[Start of ROWS]

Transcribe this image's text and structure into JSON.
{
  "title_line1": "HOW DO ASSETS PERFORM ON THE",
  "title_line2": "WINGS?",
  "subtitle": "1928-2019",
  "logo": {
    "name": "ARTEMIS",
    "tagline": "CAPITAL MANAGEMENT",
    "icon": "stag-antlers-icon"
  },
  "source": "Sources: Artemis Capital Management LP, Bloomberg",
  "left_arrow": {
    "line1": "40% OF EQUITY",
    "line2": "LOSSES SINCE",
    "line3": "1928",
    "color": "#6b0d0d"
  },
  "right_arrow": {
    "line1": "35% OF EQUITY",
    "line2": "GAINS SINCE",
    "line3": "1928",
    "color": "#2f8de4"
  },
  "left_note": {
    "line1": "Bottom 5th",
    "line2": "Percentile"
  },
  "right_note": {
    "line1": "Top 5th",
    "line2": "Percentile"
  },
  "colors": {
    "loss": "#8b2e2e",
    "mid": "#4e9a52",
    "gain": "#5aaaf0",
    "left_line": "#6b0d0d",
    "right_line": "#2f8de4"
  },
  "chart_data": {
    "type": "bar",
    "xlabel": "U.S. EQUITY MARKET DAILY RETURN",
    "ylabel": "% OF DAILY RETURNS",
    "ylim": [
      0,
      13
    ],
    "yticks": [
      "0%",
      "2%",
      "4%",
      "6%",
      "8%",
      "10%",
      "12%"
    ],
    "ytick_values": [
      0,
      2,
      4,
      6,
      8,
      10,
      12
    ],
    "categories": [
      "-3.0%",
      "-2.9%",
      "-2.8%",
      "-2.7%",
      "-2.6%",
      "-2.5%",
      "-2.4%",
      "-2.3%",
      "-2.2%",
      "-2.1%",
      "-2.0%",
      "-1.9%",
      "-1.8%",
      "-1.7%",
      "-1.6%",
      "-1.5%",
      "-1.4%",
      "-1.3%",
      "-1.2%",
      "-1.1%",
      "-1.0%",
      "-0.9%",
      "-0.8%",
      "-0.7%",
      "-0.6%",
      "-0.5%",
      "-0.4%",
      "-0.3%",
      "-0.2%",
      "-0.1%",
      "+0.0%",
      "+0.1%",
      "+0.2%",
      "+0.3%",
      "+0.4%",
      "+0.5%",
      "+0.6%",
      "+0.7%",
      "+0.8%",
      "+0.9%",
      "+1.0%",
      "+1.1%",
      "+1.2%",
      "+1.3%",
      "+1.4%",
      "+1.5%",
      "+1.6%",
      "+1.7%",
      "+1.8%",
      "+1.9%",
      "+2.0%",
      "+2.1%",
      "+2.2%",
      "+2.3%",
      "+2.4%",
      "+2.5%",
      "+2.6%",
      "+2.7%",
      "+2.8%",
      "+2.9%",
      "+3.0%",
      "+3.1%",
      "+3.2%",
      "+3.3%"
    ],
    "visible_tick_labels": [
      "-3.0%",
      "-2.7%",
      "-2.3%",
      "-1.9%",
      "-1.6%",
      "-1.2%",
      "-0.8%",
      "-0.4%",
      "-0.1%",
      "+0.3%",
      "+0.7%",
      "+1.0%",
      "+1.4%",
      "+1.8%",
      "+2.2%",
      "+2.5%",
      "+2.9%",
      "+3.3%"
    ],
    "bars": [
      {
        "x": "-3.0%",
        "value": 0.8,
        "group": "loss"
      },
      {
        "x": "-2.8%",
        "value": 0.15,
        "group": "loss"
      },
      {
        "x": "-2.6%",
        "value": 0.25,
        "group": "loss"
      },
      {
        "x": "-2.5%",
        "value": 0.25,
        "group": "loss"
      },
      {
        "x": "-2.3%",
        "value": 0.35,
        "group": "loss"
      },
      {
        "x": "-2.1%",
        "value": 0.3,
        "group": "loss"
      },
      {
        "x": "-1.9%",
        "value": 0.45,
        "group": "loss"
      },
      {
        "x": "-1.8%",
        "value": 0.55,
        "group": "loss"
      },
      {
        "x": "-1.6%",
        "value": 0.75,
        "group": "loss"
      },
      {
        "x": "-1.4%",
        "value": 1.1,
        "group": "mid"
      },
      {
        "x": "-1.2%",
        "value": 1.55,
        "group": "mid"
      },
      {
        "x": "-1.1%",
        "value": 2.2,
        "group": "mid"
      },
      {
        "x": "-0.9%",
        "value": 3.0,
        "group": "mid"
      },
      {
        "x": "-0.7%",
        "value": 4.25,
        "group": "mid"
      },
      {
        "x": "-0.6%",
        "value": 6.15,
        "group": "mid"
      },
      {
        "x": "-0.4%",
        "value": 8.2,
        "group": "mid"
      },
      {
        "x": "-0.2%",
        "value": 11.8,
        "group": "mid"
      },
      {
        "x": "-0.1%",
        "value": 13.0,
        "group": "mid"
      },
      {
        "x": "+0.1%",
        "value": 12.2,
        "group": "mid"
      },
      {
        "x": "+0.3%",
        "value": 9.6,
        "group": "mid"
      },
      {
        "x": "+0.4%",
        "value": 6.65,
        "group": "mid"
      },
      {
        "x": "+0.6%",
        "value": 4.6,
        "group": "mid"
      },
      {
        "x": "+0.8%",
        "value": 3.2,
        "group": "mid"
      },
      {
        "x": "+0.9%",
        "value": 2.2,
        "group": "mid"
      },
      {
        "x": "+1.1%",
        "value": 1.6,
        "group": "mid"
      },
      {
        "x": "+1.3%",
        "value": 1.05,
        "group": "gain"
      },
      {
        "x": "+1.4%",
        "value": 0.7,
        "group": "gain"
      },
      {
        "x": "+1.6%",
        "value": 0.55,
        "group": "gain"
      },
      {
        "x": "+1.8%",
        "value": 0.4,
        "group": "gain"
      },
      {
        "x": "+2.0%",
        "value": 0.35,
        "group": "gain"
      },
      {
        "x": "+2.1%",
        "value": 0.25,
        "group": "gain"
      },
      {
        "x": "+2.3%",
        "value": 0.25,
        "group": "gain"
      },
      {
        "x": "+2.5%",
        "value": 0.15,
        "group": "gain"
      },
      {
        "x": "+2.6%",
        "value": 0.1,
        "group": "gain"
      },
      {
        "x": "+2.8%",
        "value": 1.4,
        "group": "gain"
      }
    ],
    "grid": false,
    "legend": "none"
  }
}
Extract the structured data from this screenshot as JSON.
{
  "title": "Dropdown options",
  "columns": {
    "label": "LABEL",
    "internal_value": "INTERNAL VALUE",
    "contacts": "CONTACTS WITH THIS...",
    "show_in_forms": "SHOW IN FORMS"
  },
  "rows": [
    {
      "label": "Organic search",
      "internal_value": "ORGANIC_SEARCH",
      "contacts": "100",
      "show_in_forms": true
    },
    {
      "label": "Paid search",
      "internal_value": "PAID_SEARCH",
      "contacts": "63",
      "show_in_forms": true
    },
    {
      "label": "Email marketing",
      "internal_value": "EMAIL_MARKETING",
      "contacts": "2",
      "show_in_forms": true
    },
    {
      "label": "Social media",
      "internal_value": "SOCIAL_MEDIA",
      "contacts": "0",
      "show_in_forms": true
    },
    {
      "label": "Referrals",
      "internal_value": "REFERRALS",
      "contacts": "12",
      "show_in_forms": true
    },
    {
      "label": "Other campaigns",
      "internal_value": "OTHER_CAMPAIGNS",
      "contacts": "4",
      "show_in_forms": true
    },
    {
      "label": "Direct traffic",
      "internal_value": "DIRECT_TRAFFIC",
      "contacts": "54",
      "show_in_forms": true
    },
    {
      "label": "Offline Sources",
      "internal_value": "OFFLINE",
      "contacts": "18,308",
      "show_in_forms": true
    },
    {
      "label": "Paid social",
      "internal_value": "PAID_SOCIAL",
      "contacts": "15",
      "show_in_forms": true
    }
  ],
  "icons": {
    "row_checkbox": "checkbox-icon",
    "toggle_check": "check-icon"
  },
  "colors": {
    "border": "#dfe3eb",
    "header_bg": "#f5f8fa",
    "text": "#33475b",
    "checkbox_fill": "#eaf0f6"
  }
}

[End of ROWS]

> [JOB]: Collect, from the material above, every line containing the word "text".

> [COMPLETE RESPONSE]:
Transcribe this image's text and structure into JSON.
    "text": "#33475b",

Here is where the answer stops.